[YOUR INSTRUCTIONS]: Reproduce the material in full, exactly as written.

[RECORDS SUPPLIED]:
════════════════

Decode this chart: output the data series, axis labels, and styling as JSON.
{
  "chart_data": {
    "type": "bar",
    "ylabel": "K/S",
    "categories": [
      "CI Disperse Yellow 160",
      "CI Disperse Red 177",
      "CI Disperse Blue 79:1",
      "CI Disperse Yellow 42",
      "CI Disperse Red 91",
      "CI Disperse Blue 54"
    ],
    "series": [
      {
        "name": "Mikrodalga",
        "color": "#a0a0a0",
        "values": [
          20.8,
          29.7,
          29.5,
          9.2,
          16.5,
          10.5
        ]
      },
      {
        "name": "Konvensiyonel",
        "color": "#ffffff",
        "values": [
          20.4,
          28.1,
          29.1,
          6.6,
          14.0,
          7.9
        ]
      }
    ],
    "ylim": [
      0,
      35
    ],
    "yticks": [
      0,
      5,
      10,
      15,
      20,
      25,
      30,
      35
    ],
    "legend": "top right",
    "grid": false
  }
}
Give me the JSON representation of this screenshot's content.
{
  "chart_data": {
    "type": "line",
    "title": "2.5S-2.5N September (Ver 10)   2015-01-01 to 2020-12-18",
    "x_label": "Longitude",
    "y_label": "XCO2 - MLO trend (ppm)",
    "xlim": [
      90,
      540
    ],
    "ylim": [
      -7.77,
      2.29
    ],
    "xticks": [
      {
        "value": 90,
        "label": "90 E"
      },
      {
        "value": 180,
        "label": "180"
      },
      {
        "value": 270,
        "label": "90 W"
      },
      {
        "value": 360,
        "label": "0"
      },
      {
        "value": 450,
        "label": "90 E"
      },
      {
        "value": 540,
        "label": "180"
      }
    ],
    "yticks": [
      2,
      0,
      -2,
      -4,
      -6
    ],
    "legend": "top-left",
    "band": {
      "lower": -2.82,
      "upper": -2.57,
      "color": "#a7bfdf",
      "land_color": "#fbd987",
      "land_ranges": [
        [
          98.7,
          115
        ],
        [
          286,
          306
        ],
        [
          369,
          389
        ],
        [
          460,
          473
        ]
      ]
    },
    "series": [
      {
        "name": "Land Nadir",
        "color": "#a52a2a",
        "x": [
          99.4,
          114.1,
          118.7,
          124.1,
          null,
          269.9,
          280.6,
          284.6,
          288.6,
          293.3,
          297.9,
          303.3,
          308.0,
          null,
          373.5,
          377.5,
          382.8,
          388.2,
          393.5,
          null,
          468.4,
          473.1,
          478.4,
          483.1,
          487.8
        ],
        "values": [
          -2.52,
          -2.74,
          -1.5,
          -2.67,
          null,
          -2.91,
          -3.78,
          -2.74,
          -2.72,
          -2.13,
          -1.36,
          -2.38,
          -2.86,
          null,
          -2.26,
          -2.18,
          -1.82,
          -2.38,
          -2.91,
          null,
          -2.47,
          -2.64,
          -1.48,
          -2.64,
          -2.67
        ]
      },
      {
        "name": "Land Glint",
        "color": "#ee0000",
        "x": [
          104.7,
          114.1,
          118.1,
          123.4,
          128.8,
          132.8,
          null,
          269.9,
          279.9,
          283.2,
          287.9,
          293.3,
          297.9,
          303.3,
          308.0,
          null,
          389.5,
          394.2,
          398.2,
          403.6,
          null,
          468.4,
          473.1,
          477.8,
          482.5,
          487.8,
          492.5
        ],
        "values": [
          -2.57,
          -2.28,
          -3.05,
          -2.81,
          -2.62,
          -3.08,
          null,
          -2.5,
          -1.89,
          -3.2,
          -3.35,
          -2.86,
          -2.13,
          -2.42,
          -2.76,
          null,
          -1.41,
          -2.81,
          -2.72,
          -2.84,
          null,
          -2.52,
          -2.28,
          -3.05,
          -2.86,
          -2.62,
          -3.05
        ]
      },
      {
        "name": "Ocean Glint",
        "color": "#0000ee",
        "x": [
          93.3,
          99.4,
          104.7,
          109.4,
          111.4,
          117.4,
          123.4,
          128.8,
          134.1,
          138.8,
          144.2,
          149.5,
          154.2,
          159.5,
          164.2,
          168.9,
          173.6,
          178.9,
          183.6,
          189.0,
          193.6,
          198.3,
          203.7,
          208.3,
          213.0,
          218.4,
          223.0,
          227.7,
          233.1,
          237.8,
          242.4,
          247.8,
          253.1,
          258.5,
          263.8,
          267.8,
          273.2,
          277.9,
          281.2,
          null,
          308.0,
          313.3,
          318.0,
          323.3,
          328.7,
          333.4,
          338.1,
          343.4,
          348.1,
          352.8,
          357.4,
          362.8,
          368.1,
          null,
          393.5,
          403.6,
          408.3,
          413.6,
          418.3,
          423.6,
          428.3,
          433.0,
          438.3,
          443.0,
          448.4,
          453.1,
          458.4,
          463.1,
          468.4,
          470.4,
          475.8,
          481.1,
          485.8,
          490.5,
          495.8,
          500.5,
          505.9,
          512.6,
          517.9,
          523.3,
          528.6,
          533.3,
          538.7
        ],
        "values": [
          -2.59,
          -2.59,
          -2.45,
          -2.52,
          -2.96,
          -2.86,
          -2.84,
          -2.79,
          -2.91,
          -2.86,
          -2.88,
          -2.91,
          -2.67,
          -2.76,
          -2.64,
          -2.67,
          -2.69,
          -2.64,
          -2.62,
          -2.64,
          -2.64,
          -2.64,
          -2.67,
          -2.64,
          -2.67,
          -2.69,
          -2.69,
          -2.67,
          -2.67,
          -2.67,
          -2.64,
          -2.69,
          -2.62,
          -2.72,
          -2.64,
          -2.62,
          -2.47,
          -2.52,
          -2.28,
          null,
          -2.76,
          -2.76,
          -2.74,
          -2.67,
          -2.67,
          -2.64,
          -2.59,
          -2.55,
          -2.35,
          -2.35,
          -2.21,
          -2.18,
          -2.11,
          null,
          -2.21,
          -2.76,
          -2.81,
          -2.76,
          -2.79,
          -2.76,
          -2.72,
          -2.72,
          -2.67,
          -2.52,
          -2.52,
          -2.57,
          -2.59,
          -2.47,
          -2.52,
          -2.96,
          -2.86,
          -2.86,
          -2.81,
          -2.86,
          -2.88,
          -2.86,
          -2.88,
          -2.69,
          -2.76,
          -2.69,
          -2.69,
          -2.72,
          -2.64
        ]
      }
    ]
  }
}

════════════════

[FINISHED TASK]:
Decode this chart: output the data series, axis labels, and styling as JSON.
{
  "chart_data": {
    "type": "bar",
    "ylabel": "K/S",
    "categories": [
      "CI Disperse Yellow 160",
      "CI Disperse Red 177",
      "CI Disperse Blue 79:1",
      "CI Disperse Yellow 42",
      "CI Disperse Red 91",
      "CI Disperse Blue 54"
    ],
    "series": [
      {
        "name": "Mikrodalga",
        "color": "#a0a0a0",
        "values": [
          20.8,
          29.7,
          29.5,
          9.2,
          16.5,
          10.5
        ]
      },
      {
        "name": "Konvensiyonel",
        "color": "#ffffff",
        "values": [
          20.4,
          28.1,
          29.1,
          6.6,
          14.0,
          7.9
        ]
      }
    ],
    "ylim": [
      0,
      35
    ],
    "yticks": [
      0,
      5,
      10,
      15,
      20,
      25,
      30,
      35
    ],
    "legend": "top right",
    "grid": false
  }
}
Give me the JSON representation of this screenshot's content.
{
  "chart_data": {
    "type": "line",
    "title": "2.5S-2.5N September (Ver 10)   2015-01-01 to 2020-12-18",
    "x_label": "Longitude",
    "y_label": "XCO2 - MLO trend (ppm)",
    "xlim": [
      90,
      540
    ],
    "ylim": [
      -7.77,
      2.29
    ],
    "xticks": [
      {
        "value": 90,
        "label": "90 E"
      },
      {
        "value": 180,
        "label": "180"
      },
      {
        "value": 270,
        "label": "90 W"
      },
      {
        "value": 360,
        "label": "0"
      },
      {
        "value": 450,
        "label": "90 E"
      },
      {
        "value": 540,
        "label": "180"
      }
    ],
    "yticks": [
      2,
      0,
      -2,
      -4,
      -6
    ],
    "legend": "top-left",
    "band": {
      "lower": -2.82,
      "upper": -2.57,
      "color": "#a7bfdf",
      "land_color": "#fbd987",
      "land_ranges": [
        [
          98.7,
          115
        ],
        [
          286,
          306
        ],
        [
          369,
          389
        ],
        [
          460,
          473
        ]
      ]
    },
    "series": [
      {
        "name": "Land Nadir",
        "color": "#a52a2a",
        "x": [
          99.4,
          114.1,
          118.7,
          124.1,
          null,
          269.9,
          280.6,
          284.6,
          288.6,
          293.3,
          297.9,
          303.3,
          308.0,
          null,
          373.5,
          377.5,
          382.8,
          388.2,
          393.5,
          null,
          468.4,
          473.1,
          478.4,
          483.1,
          487.8
        ],
        "values": [
          -2.52,
          -2.74,
          -1.5,
          -2.67,
          null,
          -2.91,
          -3.78,
          -2.74,
          -2.72,
          -2.13,
          -1.36,
          -2.38,
          -2.86,
          null,
          -2.26,
          -2.18,
          -1.82,
          -2.38,
          -2.91,
          null,
          -2.47,
          -2.64,
          -1.48,
          -2.64,
          -2.67
        ]
      },
      {
        "name": "Land Glint",
        "color": "#ee0000",
        "x": [
          104.7,
          114.1,
          118.1,
          123.4,
          128.8,
          132.8,
          null,
          269.9,
          279.9,
          283.2,
          287.9,
          293.3,
          297.9,
          303.3,
          308.0,
          null,
          389.5,
          394.2,
          398.2,
          403.6,
          null,
          468.4,
          473.1,
          477.8,
          482.5,
          487.8,
          492.5
        ],
        "values": [
          -2.57,
          -2.28,
          -3.05,
          -2.81,
          -2.62,
          -3.08,
          null,
          -2.5,
          -1.89,
          -3.2,
          -3.35,
          -2.86,
          -2.13,
          -2.42,
          -2.76,
          null,
          -1.41,
          -2.81,
          -2.72,
          -2.84,
          null,
          -2.52,
          -2.28,
          -3.05,
          -2.86,
          -2.62,
          -3.05
        ]
      },
      {
        "name": "Ocean Glint",
        "color": "#0000ee",
        "x": [
          93.3,
          99.4,
          104.7,
          109.4,
          111.4,
          117.4,
          123.4,
          128.8,
          134.1,
          138.8,
          144.2,
          149.5,
          154.2,
          159.5,
          164.2,
          168.9,
          173.6,
          178.9,
          183.6,
          189.0,
          193.6,
          198.3,
          203.7,
          208.3,
          213.0,
          218.4,
          223.0,
          227.7,
          233.1,
          237.8,
          242.4,
          247.8,
          253.1,
          258.5,
          263.8,
          267.8,
          273.2,
          277.9,
          281.2,
          null,
          308.0,
          313.3,
          318.0,
          323.3,
          328.7,
          333.4,
          338.1,
          343.4,
          348.1,
          352.8,
          357.4,
          362.8,
          368.1,
          null,
          393.5,
          403.6,
          408.3,
          413.6,
          418.3,
          423.6,
          428.3,
          433.0,
          438.3,
          443.0,
          448.4,
          453.1,
          458.4,
          463.1,
          468.4,
          470.4,
          475.8,
          481.1,
          485.8,
          490.5,
          495.8,
          500.5,
          505.9,
          512.6,
          517.9,
          523.3,
          528.6,
          533.3,
          538.7
        ],
        "values": [
          -2.59,
          -2.59,
          -2.45,
          -2.52,
          -2.96,
          -2.86,
          -2.84,
          -2.79,
          -2.91,
          -2.86,
          -2.88,
          -2.91,
          -2.67,
          -2.76,
          -2.64,
          -2.67,
          -2.69,
          -2.64,
          -2.62,
          -2.64,
          -2.64,
          -2.64,
          -2.67,
          -2.64,
          -2.67,
          -2.69,
          -2.69,
          -2.67,
          -2.67,
          -2.67,
          -2.64,
          -2.69,
          -2.62,
          -2.72,
          -2.64,
          -2.62,
          -2.47,
          -2.52,
          -2.28,
          null,
          -2.76,
          -2.76,
          -2.74,
          -2.67,
          -2.67,
          -2.64,
          -2.59,
          -2.55,
          -2.35,
          -2.35,
          -2.21,
          -2.18,
          -2.11,
          null,
          -2.21,
          -2.76,
          -2.81,
          -2.76,
          -2.79,
          -2.76,
          -2.72,
          -2.72,
          -2.67,
          -2.52,
          -2.52,
          -2.57,
          -2.59,
          -2.47,
          -2.52,
          -2.96,
          -2.86,
          -2.86,
          -2.81,
          -2.86,
          -2.88,
          -2.86,
          -2.88,
          -2.69,
          -2.76,
          -2.69,
          -2.69,
          -2.72,
          -2.64
        ]
      }
    ]
  }
}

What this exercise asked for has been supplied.